## Exercise directions
Go through the entries below and write each one out exactly.
— start Extracted records —
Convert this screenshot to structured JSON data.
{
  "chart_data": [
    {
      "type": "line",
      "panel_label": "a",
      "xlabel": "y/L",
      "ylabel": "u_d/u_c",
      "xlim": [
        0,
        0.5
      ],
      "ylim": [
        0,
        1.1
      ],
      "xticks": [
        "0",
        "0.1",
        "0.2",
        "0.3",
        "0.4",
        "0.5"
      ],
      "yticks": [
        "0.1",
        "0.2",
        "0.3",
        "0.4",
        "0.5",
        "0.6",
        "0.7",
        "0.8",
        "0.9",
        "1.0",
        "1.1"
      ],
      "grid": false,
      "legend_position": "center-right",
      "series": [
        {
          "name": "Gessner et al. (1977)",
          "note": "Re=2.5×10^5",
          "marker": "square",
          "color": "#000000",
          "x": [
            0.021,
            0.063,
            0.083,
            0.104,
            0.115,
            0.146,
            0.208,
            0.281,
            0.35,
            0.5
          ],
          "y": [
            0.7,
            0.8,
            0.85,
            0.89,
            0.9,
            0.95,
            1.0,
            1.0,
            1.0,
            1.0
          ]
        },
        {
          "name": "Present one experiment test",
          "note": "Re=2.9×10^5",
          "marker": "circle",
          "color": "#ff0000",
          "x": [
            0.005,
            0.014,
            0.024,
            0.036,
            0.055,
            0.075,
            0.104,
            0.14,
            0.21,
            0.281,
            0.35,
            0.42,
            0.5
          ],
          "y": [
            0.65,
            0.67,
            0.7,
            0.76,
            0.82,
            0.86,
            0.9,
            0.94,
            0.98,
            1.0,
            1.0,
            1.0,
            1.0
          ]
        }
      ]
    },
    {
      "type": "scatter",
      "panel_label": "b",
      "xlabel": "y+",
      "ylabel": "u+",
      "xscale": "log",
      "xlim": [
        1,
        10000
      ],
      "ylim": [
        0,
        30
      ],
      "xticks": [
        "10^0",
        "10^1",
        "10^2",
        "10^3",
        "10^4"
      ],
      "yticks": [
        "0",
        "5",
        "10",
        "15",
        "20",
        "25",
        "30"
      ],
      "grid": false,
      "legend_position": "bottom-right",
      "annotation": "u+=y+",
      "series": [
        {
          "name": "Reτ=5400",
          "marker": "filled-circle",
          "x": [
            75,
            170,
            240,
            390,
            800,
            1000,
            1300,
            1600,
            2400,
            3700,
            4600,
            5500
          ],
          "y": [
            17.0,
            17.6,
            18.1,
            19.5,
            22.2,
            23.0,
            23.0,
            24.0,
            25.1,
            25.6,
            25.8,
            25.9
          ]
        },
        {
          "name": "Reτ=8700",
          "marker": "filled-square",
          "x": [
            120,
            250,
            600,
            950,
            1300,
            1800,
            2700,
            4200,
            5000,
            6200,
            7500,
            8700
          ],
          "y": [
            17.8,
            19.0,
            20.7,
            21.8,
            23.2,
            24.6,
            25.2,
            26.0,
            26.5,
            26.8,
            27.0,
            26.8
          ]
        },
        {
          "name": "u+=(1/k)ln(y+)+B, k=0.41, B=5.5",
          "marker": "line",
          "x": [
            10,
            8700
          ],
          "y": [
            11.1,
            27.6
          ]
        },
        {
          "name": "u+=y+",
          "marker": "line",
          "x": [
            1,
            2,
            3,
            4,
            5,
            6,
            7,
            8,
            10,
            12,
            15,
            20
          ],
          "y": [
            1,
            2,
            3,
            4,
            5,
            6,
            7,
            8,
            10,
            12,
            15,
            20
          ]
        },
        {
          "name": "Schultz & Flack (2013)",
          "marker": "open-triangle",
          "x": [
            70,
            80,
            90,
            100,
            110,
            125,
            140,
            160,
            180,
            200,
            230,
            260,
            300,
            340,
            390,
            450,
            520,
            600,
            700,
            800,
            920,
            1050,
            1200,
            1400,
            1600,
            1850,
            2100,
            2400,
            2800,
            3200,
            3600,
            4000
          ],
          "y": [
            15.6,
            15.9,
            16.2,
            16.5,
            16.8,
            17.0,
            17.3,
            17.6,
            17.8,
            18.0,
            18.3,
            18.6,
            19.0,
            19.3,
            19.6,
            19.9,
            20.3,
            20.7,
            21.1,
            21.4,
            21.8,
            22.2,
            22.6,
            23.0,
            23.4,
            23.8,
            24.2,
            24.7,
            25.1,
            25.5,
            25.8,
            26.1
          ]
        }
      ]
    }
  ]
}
— end Extracted records —
## Finished task
Convert this screenshot to structured JSON data.
{
  "chart_data": [
    {
      "type": "line",
      "panel_label": "a",
      "xlabel": "y/L",
      "ylabel": "u_d/u_c",
      "xlim": [
        0,
        0.5
      ],
      "ylim": [
        0,
        1.1
      ],
      "xticks": [
        "0",
        "0.1",
        "0.2",
        "0.3",
        "0.4",
        "0.5"
      ],
      "yticks": [
        "0.1",
        "0.2",
        "0.3",
        "0.4",
        "0.5",
        "0.6",
        "0.7",
        "0.8",
        "0.9",
        "1.0",
        "1.1"
      ],
      "grid": false,
      "legend_position": "center-right",
      "series": [
        {
          "name": "Gessner et al. (1977)",
          "note": "Re=2.5×10^5",
          "marker": "square",
          "color": "#000000",
          "x": [
            0.021,
            0.063,
            0.083,
            0.104,
            0.115,
            0.146,
            0.208,
            0.281,
            0.35,
            0.5
          ],
          "y": [
            0.7,
            0.8,
            0.85,
            0.89,
            0.9,
            0.95,
            1.0,
            1.0,
            1.0,
            1.0
          ]
        },
        {
          "name": "Present one experiment test",
          "note": "Re=2.9×10^5",
          "marker": "circle",
          "color": "#ff0000",
          "x": [
            0.005,
            0.014,
            0.024,
            0.036,
            0.055,
            0.075,
            0.104,
            0.14,
            0.21,
            0.281,
            0.35,
            0.42,
            0.5
          ],
          "y": [
            0.65,
            0.67,
            0.7,
            0.76,
            0.82,
            0.86,
            0.9,
            0.94,
            0.98,
            1.0,
            1.0,
            1.0,
            1.0
          ]
        }
      ]
    },
    {
      "type": "scatter",
      "panel_label": "b",
      "xlabel": "y+",
      "ylabel": "u+",
      "xscale": "log",
      "xlim": [
        1,
        10000
      ],
      "ylim": [
        0,
        30
      ],
      "xticks": [
        "10^0",
        "10^1",
        "10^2",
        "10^3",
        "10^4"
      ],
      "yticks": [
        "0",
        "5",
        "10",
        "15",
        "20",
        "25",
        "30"
      ],
      "grid": false,
      "legend_position": "bottom-right",
      "annotation": "u+=y+",
      "series": [
        {
          "name": "Reτ=5400",
          "marker": "filled-circle",
          "x": [
            75,
            170,
            240,
            390,
            800,
            1000,
            1300,
            1600,
            2400,
            3700,
            4600,
            5500
          ],
          "y": [
            17.0,
            17.6,
            18.1,
            19.5,
            22.2,
            23.0,
            23.0,
            24.0,
            25.1,
            25.6,
            25.8,
            25.9
          ]
        },
        {
          "name": "Reτ=8700",
          "marker": "filled-square",
          "x": [
            120,
            250,
            600,
            950,
            1300,
            1800,
            2700,
            4200,
            5000,
            6200,
            7500,
            8700
          ],
          "y": [
            17.8,
            19.0,
            20.7,
            21.8,
            23.2,
            24.6,
            25.2,
            26.0,
            26.5,
            26.8,
            27.0,
            26.8
          ]
        },
        {
          "name": "u+=(1/k)ln(y+)+B, k=0.41, B=5.5",
          "marker": "line",
          "x": [
            10,
            8700
          ],
          "y": [
            11.1,
            27.6
          ]
        },
        {
          "name": "u+=y+",
          "marker": "line",
          "x": [
            1,
            2,
            3,
            4,
            5,
            6,
            7,
            8,
            10,
            12,
            15,
            20
          ],
          "y": [
            1,
            2,
            3,
            4,
            5,
            6,
            7,
            8,
            10,
            12,
            15,
            20
          ]
        },
        {
          "name": "Schultz & Flack (2013)",
          "marker": "open-triangle",
          "x": [
            70,
            80,
            90,
            100,
            110,
            125,
            140,
            160,
            180,
            200,
            230,
            260,
            300,
            340,
            390,
            450,
            520,
            600,
            700,
            800,
            920,
            1050,
            1200,
            1400,
            1600,
            1850,
            2100,
            2400,
            2800,
            3200,
            3600,
            4000
          ],
          "y": [
            15.6,
            15.9,
            16.2,
            16.5,
            16.8,
            17.0,
            17.3,
            17.6,
            17.8,
            18.0,
            18.3,
            18.6,
            19.0,
            19.3,
            19.6,
            19.9,
            20.3,
            20.7,
            21.1,
            21.4,
            21.8,
            22.2,
            22.6,
            23.0,
            23.4,
            23.8,
            24.2,
            24.7,
            25.1,
            25.5,
            25.8,
            26.1
          ]
        }
      ]
    }
  ]
}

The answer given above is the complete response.